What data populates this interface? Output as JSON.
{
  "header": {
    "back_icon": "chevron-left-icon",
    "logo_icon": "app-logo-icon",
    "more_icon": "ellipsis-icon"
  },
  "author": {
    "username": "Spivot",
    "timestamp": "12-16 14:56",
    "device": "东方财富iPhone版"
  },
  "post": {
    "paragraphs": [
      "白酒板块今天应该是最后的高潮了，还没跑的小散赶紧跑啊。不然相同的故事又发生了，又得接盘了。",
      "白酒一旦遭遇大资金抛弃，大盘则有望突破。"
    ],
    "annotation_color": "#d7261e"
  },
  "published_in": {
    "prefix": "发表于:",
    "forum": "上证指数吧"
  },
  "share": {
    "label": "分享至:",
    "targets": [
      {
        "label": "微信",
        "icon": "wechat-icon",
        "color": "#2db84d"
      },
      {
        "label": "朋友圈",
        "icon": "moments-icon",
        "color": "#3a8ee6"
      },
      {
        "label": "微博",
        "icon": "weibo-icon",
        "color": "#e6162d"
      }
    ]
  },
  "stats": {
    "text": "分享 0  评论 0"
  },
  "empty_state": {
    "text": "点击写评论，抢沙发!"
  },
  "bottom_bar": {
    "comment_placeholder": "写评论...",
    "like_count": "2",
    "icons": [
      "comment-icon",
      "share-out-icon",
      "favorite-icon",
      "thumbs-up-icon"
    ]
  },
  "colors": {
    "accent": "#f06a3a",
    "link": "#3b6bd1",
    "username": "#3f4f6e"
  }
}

+ + +

--- Exercise goal ---
Return all of the data word for word.

--- Task solution ---
What data populates this interface? Output as JSON.
{
  "header": {
    "back_icon": "chevron-left-icon",
    "logo_icon": "app-logo-icon",
    "more_icon": "ellipsis-icon"
  },
  "author": {
    "username": "Spivot",
    "timestamp": "12-16 14:56",
    "device": "东方财富iPhone版"
  },
  "post": {
    "paragraphs": [
      "白酒板块今天应该是最后的高潮了，还没跑的小散赶紧跑啊。不然相同的故事又发生了，又得接盘了。",
      "白酒一旦遭遇大资金抛弃，大盘则有望突破。"
    ],
    "annotation_color": "#d7261e"
  },
  "published_in": {
    "prefix": "发表于:",
    "forum": "上证指数吧"
  },
  "share": {
    "label": "分享至:",
    "targets": [
      {
        "label": "微信",
        "icon": "wechat-icon",
        "color": "#2db84d"
      },
      {
        "label": "朋友圈",
        "icon": "moments-icon",
        "color": "#3a8ee6"
      },
      {
        "label": "微博",
        "icon": "weibo-icon",
        "color": "#e6162d"
      }
    ]
  },
  "stats": {
    "text": "分享 0  评论 0"
  },
  "empty_state": {
    "text": "点击写评论，抢沙发!"
  },
  "bottom_bar": {
    "comment_placeholder": "写评论...",
    "like_count": "2",
    "icons": [
      "comment-icon",
      "share-out-icon",
      "favorite-icon",
      "thumbs-up-icon"
    ]
  },
  "colors": {
    "accent": "#f06a3a",
    "link": "#3b6bd1",
    "username": "#3f4f6e"
  }
}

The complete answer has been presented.